TASKS FOR THIS EXERCISE =>
1: In the text on factor analysis of self-identification in early childhood, what Cronbach's alpha was reported for factor 2?
2: Rewrite the text on factor analysis of self-identification in early childhood, starting with "Consistency of variables" and going on through "3 ― α = 0.97.", renaming "Cronbach's alpha" as "Cronbach alpha coefficient".
3: Carry the text on factor analysis of self-identification in early childhood further from the point where it stops.

EXTRACTED TEXT =>

We distinguished three factors based on the factor analysis of the indicators of facial and optical-spatial gnosis and the methods to assess self-identification in early childhood. Factor 1: indication of one’s own face part in accordance with the verbal instruction — 0.9 (the mean of the assessment criteria); indication of the other person’s face part in accordance with the verbal instruction — 0.817 (the mean of the assessment criteria); recognition of the relative’s photograph — 0.56 (the mean of the assessment criteria); self-recognition mirror test — 0.41. Factor 2: indicator of successful execution of at least one SHC test — 0.95; SHC tests: with the mark on the face — 0.82; with the mark on the nose — 0.89; with the mark on the chin — 0.95; self-recognition mirror test: 0.64. Factor 3: Bayley-III scale test — 0.83; recognition of the relative from the photograph — 0.8 (the mean of the assessment criteria); indication of the other person’s face part in accordance with the verbal instruction — 0.46 (the mean of the assessment criteria). Based on the factors distinguished we can conclude that the self-recognition mirror test results are more strongly correlated to the SHC results, than to the Bayley-III scale test and facial gnosis assessment test results.

Consistency of variables within the factors was tested using the Cronbach's alpha; high consistency coefficients were reported: factor 1 ― α = 0.97; factor 2 ― α = 0.93; factor 3 ― α = 0.97.

INFORMATION GIVEN =>

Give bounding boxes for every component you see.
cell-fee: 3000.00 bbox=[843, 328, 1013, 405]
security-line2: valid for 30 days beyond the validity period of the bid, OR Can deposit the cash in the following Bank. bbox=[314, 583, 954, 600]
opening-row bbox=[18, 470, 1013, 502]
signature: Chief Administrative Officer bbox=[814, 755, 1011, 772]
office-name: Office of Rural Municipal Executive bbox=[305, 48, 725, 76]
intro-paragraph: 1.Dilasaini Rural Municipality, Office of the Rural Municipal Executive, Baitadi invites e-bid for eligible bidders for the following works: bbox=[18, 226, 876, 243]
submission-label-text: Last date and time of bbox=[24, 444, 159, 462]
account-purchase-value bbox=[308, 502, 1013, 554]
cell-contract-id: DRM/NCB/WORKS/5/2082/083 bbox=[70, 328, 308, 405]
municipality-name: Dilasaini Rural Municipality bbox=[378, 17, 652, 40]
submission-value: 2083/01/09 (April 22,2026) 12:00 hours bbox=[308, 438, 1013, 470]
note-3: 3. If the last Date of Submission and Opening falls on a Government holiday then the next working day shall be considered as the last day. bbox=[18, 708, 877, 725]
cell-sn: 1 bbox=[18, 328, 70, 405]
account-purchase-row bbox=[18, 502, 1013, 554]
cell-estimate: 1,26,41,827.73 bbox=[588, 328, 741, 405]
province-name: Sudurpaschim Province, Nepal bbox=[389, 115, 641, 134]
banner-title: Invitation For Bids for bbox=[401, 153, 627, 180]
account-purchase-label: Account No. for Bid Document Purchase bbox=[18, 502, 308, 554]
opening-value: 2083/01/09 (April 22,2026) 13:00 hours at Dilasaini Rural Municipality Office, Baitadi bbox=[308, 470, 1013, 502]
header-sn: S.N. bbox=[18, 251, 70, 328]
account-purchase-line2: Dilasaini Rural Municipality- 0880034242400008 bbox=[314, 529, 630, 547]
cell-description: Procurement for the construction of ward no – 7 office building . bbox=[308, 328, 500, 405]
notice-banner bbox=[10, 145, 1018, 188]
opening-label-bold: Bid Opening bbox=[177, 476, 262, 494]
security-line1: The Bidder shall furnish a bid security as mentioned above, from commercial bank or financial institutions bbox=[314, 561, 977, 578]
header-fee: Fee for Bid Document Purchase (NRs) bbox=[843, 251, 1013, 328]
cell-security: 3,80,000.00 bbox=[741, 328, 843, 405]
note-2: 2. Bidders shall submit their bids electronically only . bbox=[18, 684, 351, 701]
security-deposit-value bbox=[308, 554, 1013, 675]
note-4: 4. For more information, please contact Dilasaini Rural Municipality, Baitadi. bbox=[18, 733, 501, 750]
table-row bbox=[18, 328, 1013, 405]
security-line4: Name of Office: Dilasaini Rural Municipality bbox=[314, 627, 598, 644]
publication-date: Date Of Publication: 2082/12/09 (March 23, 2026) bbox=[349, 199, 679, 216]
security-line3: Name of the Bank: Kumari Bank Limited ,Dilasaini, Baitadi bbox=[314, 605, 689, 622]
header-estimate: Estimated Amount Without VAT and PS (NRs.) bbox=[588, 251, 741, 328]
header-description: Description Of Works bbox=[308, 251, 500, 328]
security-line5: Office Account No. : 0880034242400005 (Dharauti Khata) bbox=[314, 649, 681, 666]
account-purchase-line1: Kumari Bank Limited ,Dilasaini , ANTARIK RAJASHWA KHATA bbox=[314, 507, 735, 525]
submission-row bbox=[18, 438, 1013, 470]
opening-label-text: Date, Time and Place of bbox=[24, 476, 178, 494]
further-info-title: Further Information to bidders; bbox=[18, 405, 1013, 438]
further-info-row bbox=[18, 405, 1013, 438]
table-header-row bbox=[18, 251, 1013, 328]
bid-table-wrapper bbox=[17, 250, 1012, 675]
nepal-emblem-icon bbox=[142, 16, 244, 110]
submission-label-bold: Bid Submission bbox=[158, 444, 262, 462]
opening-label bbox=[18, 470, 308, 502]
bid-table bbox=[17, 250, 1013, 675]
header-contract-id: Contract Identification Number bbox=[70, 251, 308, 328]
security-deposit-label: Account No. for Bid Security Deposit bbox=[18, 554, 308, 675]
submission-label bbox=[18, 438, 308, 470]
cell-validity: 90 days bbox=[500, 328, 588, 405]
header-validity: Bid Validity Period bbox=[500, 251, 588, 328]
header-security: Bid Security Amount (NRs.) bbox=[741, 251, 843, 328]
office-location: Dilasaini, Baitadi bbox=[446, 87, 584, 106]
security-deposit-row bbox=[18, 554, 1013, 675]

ANSWER SET =>
1: α = 0.93

2:
Consistency of variables within the factors was tested using the Cronbach alpha coefficient; high consistency coefficients were reported: factor 1 ― α = 0.97; factor 2 ― α = 0.93; factor 3 ― α = 0.97.

3:
DISCUSSION

Self-identification emerges at the age of 18 months, which is confirmed by the earlier reported research [3] and the results of our study, in which no cases of successful self-identification test execution have been revealed in the group aged 12–17 months. At the same time, the response to one’s own reflection in the mirror registered using the mirror image series emerges in children at an earlier age and in some children turns out to be developed by the age of 12 months, which is suggested by the facts of successful test execution in the group aged 12–17 months and low method specificity for self-identification. Given the tandem with high sensitivity and the presence of significant correlations based on the external validity assessment results (obtained using the Bayley-III scale test and self-recognition mirror test) reported for the group over the age of 24 months and the entire sample, it can be concluded that interest in one’s own reflection, examination of the reflection, and positive response represent a neurocognitive marker of self-identification in early childhood.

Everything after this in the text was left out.